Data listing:
START
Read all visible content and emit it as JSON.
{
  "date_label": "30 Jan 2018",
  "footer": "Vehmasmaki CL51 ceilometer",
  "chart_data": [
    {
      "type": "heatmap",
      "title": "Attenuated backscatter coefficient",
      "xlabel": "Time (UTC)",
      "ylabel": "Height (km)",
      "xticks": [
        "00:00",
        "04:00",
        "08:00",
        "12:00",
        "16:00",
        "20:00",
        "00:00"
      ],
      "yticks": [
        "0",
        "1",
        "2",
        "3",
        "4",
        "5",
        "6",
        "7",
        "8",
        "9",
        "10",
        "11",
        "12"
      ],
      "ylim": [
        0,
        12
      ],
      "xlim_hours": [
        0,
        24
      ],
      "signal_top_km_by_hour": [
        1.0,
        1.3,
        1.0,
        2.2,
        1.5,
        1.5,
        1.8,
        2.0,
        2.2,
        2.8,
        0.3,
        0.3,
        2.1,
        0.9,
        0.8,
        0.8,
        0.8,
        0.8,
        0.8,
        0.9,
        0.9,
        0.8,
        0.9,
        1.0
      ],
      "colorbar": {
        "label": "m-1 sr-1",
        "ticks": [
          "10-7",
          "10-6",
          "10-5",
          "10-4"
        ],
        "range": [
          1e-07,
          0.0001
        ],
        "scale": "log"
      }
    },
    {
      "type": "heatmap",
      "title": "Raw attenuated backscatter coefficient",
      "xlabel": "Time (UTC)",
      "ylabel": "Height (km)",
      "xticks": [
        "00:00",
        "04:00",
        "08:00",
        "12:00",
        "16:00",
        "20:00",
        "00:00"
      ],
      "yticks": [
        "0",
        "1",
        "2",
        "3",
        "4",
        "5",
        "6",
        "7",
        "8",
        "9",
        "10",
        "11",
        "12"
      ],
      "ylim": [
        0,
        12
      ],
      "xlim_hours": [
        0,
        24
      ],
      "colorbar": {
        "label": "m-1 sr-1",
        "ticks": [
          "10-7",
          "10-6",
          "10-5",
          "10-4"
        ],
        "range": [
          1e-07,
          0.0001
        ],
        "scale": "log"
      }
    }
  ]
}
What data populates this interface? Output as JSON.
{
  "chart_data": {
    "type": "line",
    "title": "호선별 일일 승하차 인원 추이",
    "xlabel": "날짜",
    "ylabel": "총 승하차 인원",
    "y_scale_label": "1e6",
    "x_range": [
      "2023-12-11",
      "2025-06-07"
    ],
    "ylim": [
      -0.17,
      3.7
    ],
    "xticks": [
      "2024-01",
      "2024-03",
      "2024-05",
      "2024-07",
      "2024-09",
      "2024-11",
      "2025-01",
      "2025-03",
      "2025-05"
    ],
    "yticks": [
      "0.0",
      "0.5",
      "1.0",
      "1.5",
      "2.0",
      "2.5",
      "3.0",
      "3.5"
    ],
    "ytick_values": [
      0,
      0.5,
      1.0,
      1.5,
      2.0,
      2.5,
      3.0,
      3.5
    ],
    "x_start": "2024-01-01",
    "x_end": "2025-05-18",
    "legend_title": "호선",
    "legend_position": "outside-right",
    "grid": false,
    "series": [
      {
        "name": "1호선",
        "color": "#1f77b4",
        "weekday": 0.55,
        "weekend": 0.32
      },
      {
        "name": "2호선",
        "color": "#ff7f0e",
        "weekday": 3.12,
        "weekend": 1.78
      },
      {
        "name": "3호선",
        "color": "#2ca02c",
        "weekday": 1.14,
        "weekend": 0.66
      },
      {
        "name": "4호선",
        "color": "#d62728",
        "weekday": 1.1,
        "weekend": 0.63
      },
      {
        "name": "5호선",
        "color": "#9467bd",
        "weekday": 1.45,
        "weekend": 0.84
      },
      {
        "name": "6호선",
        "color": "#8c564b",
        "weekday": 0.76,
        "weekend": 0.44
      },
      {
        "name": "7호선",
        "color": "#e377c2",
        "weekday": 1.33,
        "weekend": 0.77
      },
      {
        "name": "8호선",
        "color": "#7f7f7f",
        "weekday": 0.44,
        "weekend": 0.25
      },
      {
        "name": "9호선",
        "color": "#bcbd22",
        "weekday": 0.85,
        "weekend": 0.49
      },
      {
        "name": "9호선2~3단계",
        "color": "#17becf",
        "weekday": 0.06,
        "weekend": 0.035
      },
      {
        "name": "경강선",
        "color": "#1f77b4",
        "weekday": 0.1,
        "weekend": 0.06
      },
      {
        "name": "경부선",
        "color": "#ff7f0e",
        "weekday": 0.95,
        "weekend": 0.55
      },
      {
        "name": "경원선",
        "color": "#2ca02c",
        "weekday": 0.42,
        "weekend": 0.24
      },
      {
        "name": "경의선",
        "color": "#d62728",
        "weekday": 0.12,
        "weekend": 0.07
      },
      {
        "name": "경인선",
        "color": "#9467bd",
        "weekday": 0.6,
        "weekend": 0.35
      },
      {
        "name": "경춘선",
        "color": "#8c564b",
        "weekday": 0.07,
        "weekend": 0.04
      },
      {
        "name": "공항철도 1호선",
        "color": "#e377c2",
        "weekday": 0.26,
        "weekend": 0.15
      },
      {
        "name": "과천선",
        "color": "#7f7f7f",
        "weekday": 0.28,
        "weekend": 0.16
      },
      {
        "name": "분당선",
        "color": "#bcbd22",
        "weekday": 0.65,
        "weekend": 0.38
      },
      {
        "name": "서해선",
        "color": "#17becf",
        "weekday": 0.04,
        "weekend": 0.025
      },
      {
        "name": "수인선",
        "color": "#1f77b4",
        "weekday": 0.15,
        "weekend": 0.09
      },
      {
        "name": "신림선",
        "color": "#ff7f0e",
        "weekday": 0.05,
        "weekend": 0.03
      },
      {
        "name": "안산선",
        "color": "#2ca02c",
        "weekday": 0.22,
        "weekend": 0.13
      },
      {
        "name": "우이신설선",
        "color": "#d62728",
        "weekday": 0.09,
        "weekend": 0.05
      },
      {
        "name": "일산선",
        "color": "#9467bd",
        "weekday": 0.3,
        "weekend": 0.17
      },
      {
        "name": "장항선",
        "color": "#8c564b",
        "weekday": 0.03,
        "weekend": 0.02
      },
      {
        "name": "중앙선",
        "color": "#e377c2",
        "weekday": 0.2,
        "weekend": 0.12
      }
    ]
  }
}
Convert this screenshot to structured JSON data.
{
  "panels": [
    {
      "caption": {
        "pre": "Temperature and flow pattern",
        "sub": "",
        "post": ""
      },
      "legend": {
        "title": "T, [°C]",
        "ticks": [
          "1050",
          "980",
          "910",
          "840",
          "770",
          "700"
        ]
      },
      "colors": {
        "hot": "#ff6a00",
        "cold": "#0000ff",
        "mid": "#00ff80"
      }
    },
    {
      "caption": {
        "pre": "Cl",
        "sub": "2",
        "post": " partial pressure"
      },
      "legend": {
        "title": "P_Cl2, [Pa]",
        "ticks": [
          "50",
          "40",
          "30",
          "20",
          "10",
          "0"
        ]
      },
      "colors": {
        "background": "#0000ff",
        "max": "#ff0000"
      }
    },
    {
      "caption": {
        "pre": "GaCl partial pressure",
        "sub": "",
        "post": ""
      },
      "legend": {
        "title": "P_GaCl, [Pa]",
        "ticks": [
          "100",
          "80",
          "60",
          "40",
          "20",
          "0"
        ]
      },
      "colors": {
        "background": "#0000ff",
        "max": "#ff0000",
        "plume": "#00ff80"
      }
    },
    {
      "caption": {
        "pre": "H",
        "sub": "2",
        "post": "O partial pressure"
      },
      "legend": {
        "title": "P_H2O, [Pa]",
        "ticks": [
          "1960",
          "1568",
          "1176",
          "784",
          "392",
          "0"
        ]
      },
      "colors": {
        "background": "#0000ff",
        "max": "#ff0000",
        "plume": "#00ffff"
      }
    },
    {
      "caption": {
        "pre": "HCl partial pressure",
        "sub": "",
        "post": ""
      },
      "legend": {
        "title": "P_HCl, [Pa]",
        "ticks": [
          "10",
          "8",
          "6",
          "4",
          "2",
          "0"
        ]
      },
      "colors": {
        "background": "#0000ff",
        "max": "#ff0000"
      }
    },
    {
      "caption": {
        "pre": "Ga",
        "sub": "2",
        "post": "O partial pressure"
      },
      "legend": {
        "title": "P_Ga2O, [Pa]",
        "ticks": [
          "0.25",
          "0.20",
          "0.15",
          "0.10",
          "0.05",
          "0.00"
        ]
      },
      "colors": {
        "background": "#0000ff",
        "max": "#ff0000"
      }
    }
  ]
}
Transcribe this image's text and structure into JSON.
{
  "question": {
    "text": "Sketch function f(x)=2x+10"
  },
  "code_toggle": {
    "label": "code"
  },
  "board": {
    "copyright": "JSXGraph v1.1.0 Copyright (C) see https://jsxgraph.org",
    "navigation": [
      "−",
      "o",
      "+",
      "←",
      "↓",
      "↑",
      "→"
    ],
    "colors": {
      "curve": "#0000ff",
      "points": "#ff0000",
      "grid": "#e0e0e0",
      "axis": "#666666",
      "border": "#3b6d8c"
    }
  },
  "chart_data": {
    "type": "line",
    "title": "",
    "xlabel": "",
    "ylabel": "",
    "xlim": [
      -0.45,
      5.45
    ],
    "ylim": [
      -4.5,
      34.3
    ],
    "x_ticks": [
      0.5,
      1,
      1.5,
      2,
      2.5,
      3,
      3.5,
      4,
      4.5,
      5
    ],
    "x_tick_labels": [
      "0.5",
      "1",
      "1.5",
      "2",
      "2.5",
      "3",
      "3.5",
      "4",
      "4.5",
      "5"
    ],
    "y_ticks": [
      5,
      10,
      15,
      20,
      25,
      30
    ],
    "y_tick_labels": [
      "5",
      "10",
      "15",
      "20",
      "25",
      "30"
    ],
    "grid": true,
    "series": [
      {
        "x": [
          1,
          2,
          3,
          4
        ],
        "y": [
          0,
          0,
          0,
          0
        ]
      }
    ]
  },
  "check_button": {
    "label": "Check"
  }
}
END
◆ What this task involves
The word "coefficient" may appear on some lines. Report how many lines hold it, giving the number alone.

◆ Solved problem
2